**THE PROBLEM**. Here are some records; quote them exactly, leaving out the pictures.

(Stored entries)

■ ■ ■ ■ ■ ■ ■

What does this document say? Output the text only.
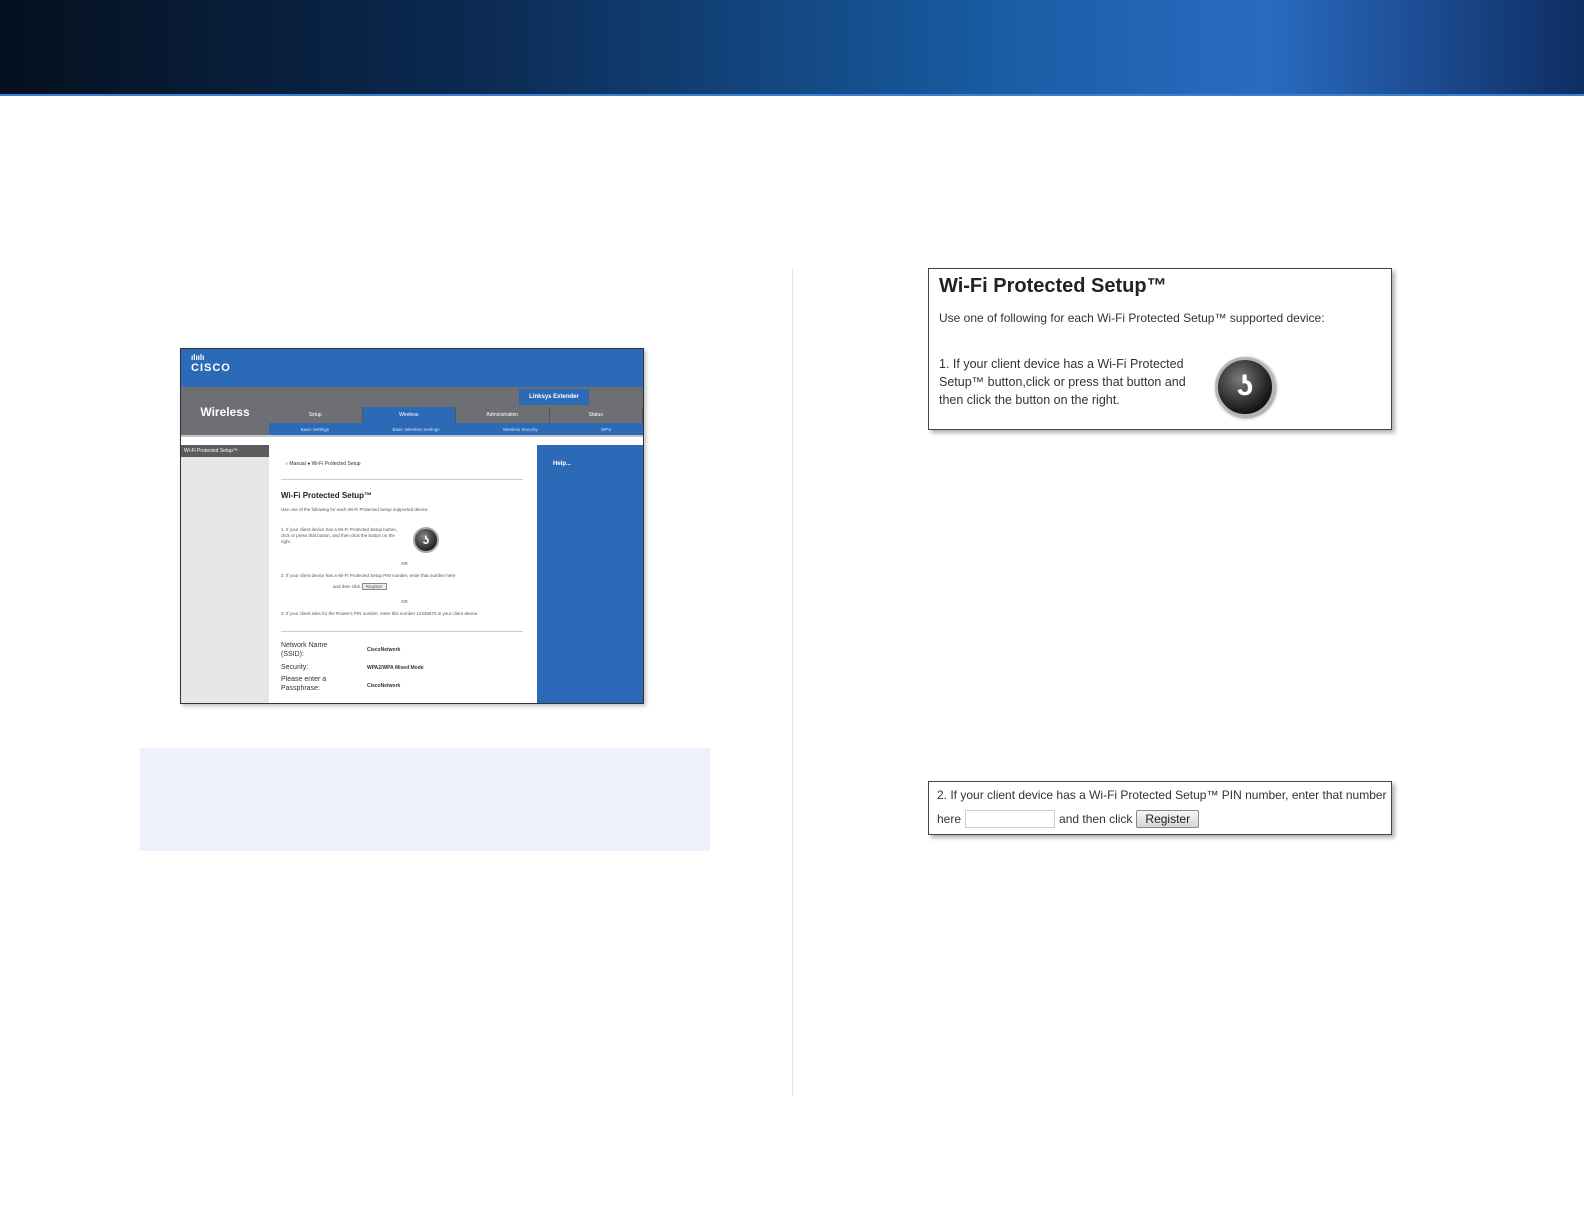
ılıılı
CISCO
Wireless
Linksys Extender
Setup	Wireless	Administration	Status
Basic Settings	Basic Wireless Settings	Wireless Security	WPS
Wi-Fi Protected Setup™
Help...
○ Manual ● Wi-Fi Protected Setup
Wi-Fi Protected Setup™
Use one of the following for each Wi-Fi Protected Setup supported device:
1. If your client device has a Wi-Fi Protected Setup button, click or press that button, and then click the button on the right.	ʖ
OR
2. If your client device has a Wi-Fi Protected Setup PIN number, enter that number here
and then click Register
OR
3. If your client asks for the Router's PIN number, enter this number 12345670 in your client device.
Network Name (SSID):
CiscoNetwork
Security:	WPA2/WPA Mixed Mode
Please enter a Passphrase:	CiscoNetwork
Wi-Fi Protected Setup™
Use one of following for each Wi-Fi Protected Setup™ supported device:
1. If your client device has a Wi-Fi Protected Setup™ button,click or press that button and then click the button on the right.	ʖ
2. If your client device has a Wi-Fi Protected Setup™ PIN number, enter that number
here	and then click	Register
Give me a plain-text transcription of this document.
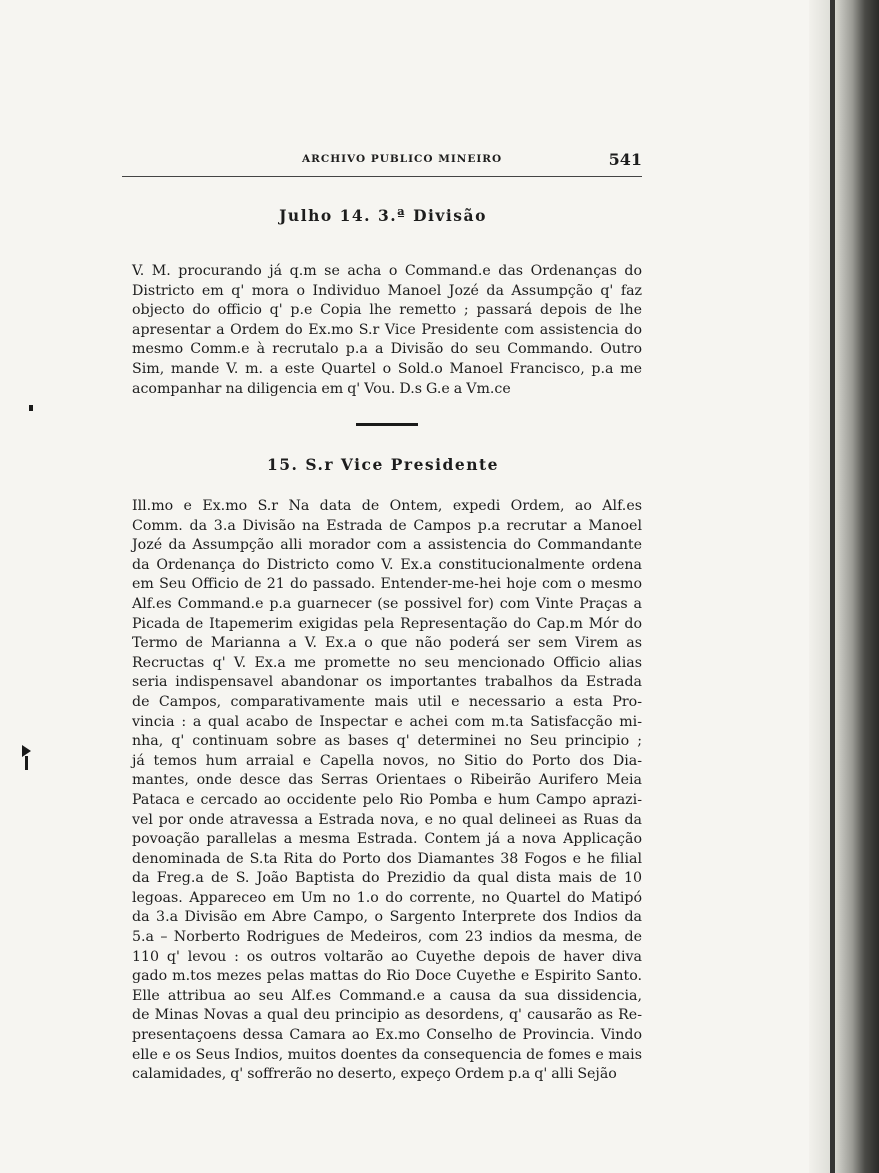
ARCHIVO PUBLICO MINEIRO	541
Julho 14. 3.ª Divisão
V. M. procurando já q.m se acha o Command.e das Ordenanças do
Districto em q' mora o Individuo Manoel Jozé da Assumpção q' faz
objecto do officio q' p.e Copia lhe remetto ; passará depois de lhe
apresentar a Ordem do Ex.mo S.r Vice Presidente com assistencia do
mesmo Comm.e à recrutalo p.a a Divisão do seu Commando. Outro
Sim, mande V. m. a este Quartel o Sold.o Manoel Francisco, p.a me
acompanhar na diligencia em q' Vou. D.s G.e a Vm.ce
15. S.r Vice Presidente
Ill.mo e Ex.mo S.r Na data de Ontem, expedi Ordem, ao Alf.es
Comm. da 3.a Divisão na Estrada de Campos p.a recrutar a Manoel
Jozé da Assumpção alli morador com a assistencia do Commandante
da Ordenança do Districto como V. Ex.a constitucionalmente ordena
em Seu Officio de 21 do passado. Entender-me-hei hoje com o mesmo
Alf.es Command.e p.a guarnecer (se possivel for) com Vinte Praças a
Picada de Itapemerim exigidas pela Representação do Cap.m Mór do
Termo de Marianna a V. Ex.a o que não poderá ser sem Virem as
Recructas q' V. Ex.a me promette no seu mencionado Officio alias
seria indispensavel abandonar os importantes trabalhos da Estrada
de Campos, comparativamente mais util e necessario a esta Pro-
vincia : a qual acabo de Inspectar e achei com m.ta Satisfacção mi-
nha, q' continuam sobre as bases q' determinei no Seu principio ;
já temos hum arraial e Capella novos, no Sitio do Porto dos Dia-
mantes, onde desce das Serras Orientaes o Ribeirão Aurifero Meia
Pataca e cercado ao occidente pelo Rio Pomba e hum Campo aprazi-
vel por onde atravessa a Estrada nova, e no qual delineei as Ruas da
povoação parallelas a mesma Estrada. Contem já a nova Applicação
denominada de S.ta Rita do Porto dos Diamantes 38 Fogos e he filial
da Freg.a de S. João Baptista do Prezidio da qual dista mais de 10
legoas. Appareceo em Um no 1.o do corrente, no Quartel do Matipó
da 3.a Divisão em Abre Campo, o Sargento Interprete dos Indios da
5.a – Norberto Rodrigues de Medeiros, com 23 indios da mesma, de
110 q' levou : os outros voltarão ao Cuyethe depois de haver diva
gado m.tos mezes pelas mattas do Rio Doce Cuyethe e Espirito Santo.
Elle attribua ao seu Alf.es Command.e a causa da sua dissidencia,
de Minas Novas a qual deu principio as desordens, q' causarão as Re-
presentaçoens dessa Camara ao Ex.mo Conselho de Provincia. Vindo
elle e os Seus Indios, muitos doentes da consequencia de fomes e mais
calamidades, q' soffrerão no deserto, expeço Ordem p.a q' alli Sejão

■ ■ ■ ■ ■ ■ ■

**FULL ANSWER**.
What does this document say? Output the text only.
ılıılı
CISCO
Wireless
Linksys Extender
Setup	Wireless	Administration	Status
Basic Settings	Basic Wireless Settings	Wireless Security	WPS
Wi-Fi Protected Setup™
Help...
○ Manual ● Wi-Fi Protected Setup
Wi-Fi Protected Setup™
Use one of the following for each Wi-Fi Protected Setup supported device:
1. If your client device has a Wi-Fi Protected Setup button, click or press that button, and then click the button on the right.	ʖ
OR
2. If your client device has a Wi-Fi Protected Setup PIN number, enter that number here
and then click Register
OR
3. If your client asks for the Router's PIN number, enter this number 12345670 in your client device.
Network Name (SSID):
CiscoNetwork
Security:	WPA2/WPA Mixed Mode
Please enter a Passphrase:	CiscoNetwork
Wi-Fi Protected Setup™
Use one of following for each Wi-Fi Protected Setup™ supported device:
1. If your client device has a Wi-Fi Protected Setup™ button,click or press that button and then click the button on the right.	ʖ
2. If your client device has a Wi-Fi Protected Setup™ PIN number, enter that number
here	and then click	Register
Give me a plain-text transcription of this document.
ARCHIVO PUBLICO MINEIRO	541
Julho 14. 3.ª Divisão
V. M. procurando já q.m se acha o Command.e das Ordenanças do
Districto em q' mora o Individuo Manoel Jozé da Assumpção q' faz
objecto do officio q' p.e Copia lhe remetto ; passará depois de lhe
apresentar a Ordem do Ex.mo S.r Vice Presidente com assistencia do
mesmo Comm.e à recrutalo p.a a Divisão do seu Commando. Outro
Sim, mande V. m. a este Quartel o Sold.o Manoel Francisco, p.a me
acompanhar na diligencia em q' Vou. D.s G.e a Vm.ce
15. S.r Vice Presidente
Ill.mo e Ex.mo S.r Na data de Ontem, expedi Ordem, ao Alf.es
Comm. da 3.a Divisão na Estrada de Campos p.a recrutar a Manoel
Jozé da Assumpção alli morador com a assistencia do Commandante
da Ordenança do Districto como V. Ex.a constitucionalmente ordena
em Seu Officio de 21 do passado. Entender-me-hei hoje com o mesmo
Alf.es Command.e p.a guarnecer (se possivel for) com Vinte Praças a
Picada de Itapemerim exigidas pela Representação do Cap.m Mór do
Termo de Marianna a V. Ex.a o que não poderá ser sem Virem as
Recructas q' V. Ex.a me promette no seu mencionado Officio alias
seria indispensavel abandonar os importantes trabalhos da Estrada
de Campos, comparativamente mais util e necessario a esta Pro-
vincia : a qual acabo de Inspectar e achei com m.ta Satisfacção mi-
nha, q' continuam sobre as bases q' determinei no Seu principio ;
já temos hum arraial e Capella novos, no Sitio do Porto dos Dia-
mantes, onde desce das Serras Orientaes o Ribeirão Aurifero Meia
Pataca e cercado ao occidente pelo Rio Pomba e hum Campo aprazi-
vel por onde atravessa a Estrada nova, e no qual delineei as Ruas da
povoação parallelas a mesma Estrada. Contem já a nova Applicação
denominada de S.ta Rita do Porto dos Diamantes 38 Fogos e he filial
da Freg.a de S. João Baptista do Prezidio da qual dista mais de 10
legoas. Appareceo em Um no 1.o do corrente, no Quartel do Matipó
da 3.a Divisão em Abre Campo, o Sargento Interprete dos Indios da
5.a – Norberto Rodrigues de Medeiros, com 23 indios da mesma, de
110 q' levou : os outros voltarão ao Cuyethe depois de haver diva
gado m.tos mezes pelas mattas do Rio Doce Cuyethe e Espirito Santo.
Elle attribua ao seu Alf.es Command.e a causa da sua dissidencia,
de Minas Novas a qual deu principio as desordens, q' causarão as Re-
presentaçoens dessa Camara ao Ex.mo Conselho de Provincia. Vindo
elle e os Seus Indios, muitos doentes da consequencia de fomes e mais
calamidades, q' soffrerão no deserto, expeço Ordem p.a q' alli Sejão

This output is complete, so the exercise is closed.